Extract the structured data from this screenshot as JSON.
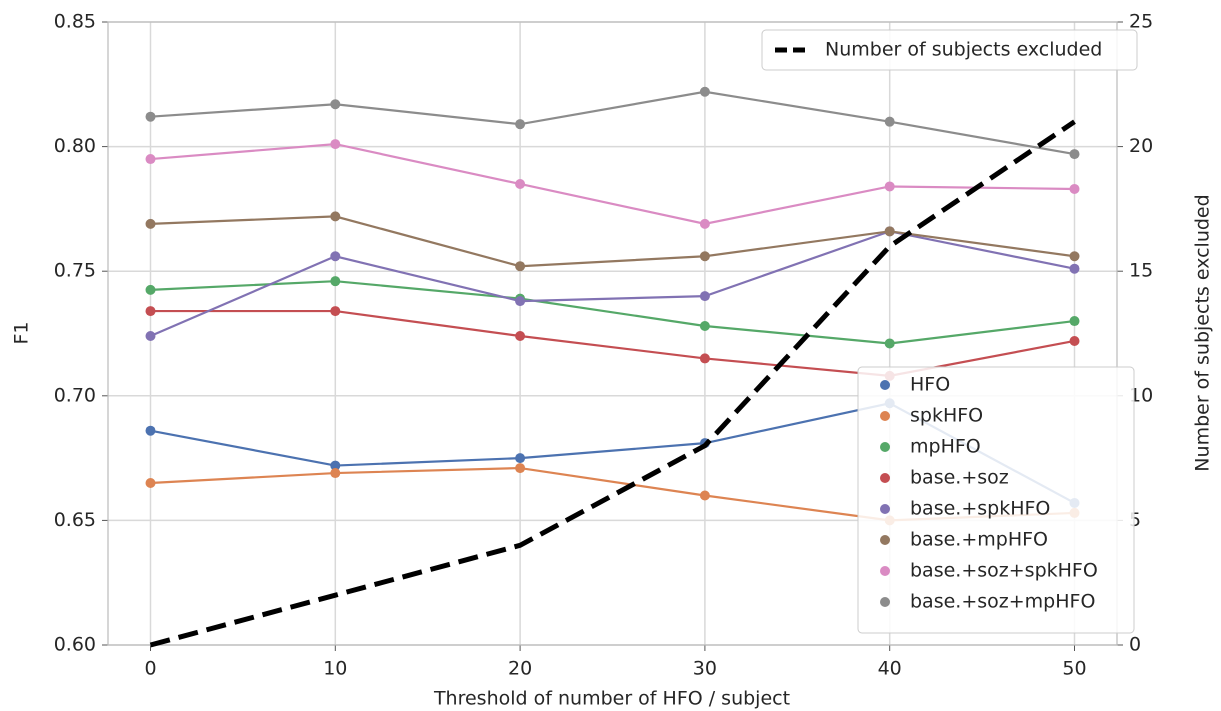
{
  "chart_data": {
    "type": "line",
    "xlabel": "Threshold of number of HFO / subject",
    "ylabel": "F1",
    "y2label": "Number of subjects excluded",
    "x": [
      0,
      10,
      20,
      30,
      40,
      50
    ],
    "xlim": [
      -2.3,
      52.3
    ],
    "xticks": [
      0,
      10,
      20,
      30,
      40,
      50
    ],
    "ylim": [
      0.6,
      0.85
    ],
    "yticks": [
      {
        "value": 0.6,
        "label": "0.60"
      },
      {
        "value": 0.65,
        "label": "0.65"
      },
      {
        "value": 0.7,
        "label": "0.70"
      },
      {
        "value": 0.75,
        "label": "0.75"
      },
      {
        "value": 0.8,
        "label": "0.80"
      },
      {
        "value": 0.85,
        "label": "0.85"
      }
    ],
    "y2lim": [
      0,
      25
    ],
    "y2ticks": [
      0,
      5,
      10,
      15,
      20,
      25
    ],
    "grid": true,
    "legend": "lower right",
    "y2legend": "upper right",
    "series": [
      {
        "name": "HFO",
        "color": "#4c72b0",
        "values": [
          0.686,
          0.672,
          0.675,
          0.681,
          0.697,
          0.657
        ]
      },
      {
        "name": "spkHFO",
        "color": "#dd8452",
        "values": [
          0.665,
          0.669,
          0.671,
          0.66,
          0.65,
          0.653
        ]
      },
      {
        "name": "mpHFO",
        "color": "#55a868",
        "values": [
          0.7425,
          0.746,
          0.739,
          0.728,
          0.721,
          0.73
        ]
      },
      {
        "name": "base.+soz",
        "color": "#c44e52",
        "values": [
          0.734,
          0.734,
          0.724,
          0.715,
          0.708,
          0.722
        ]
      },
      {
        "name": "base.+spkHFO",
        "color": "#8172b3",
        "values": [
          0.724,
          0.756,
          0.738,
          0.74,
          0.766,
          0.751
        ]
      },
      {
        "name": "base.+mpHFO",
        "color": "#937860",
        "values": [
          0.769,
          0.772,
          0.752,
          0.756,
          0.766,
          0.756
        ]
      },
      {
        "name": "base.+soz+spkHFO",
        "color": "#da8bc3",
        "values": [
          0.795,
          0.801,
          0.785,
          0.769,
          0.784,
          0.783
        ]
      },
      {
        "name": "base.+soz+mpHFO",
        "color": "#8c8c8c",
        "values": [
          0.812,
          0.817,
          0.809,
          0.822,
          0.81,
          0.797
        ]
      },
      {
        "name": "Number of subjects excluded",
        "color": "#000000",
        "axis": "y2",
        "linestyle": "dashed",
        "values": [
          0,
          2,
          4,
          8,
          16,
          21
        ]
      }
    ]
  }
}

______________________________

Locate the word "name" in the records above, and return each line that has it.

        "name": "HFO",
        "name": "spkHFO",
        "name": "mpHFO",
        "name": "base.+soz",
        "name": "base.+spkHFO",
        "name": "base.+mpHFO",
        "name": "base.+soz+spkHFO",
        "name": "base.+soz+mpHFO",
        "name": "Number of subjects excluded",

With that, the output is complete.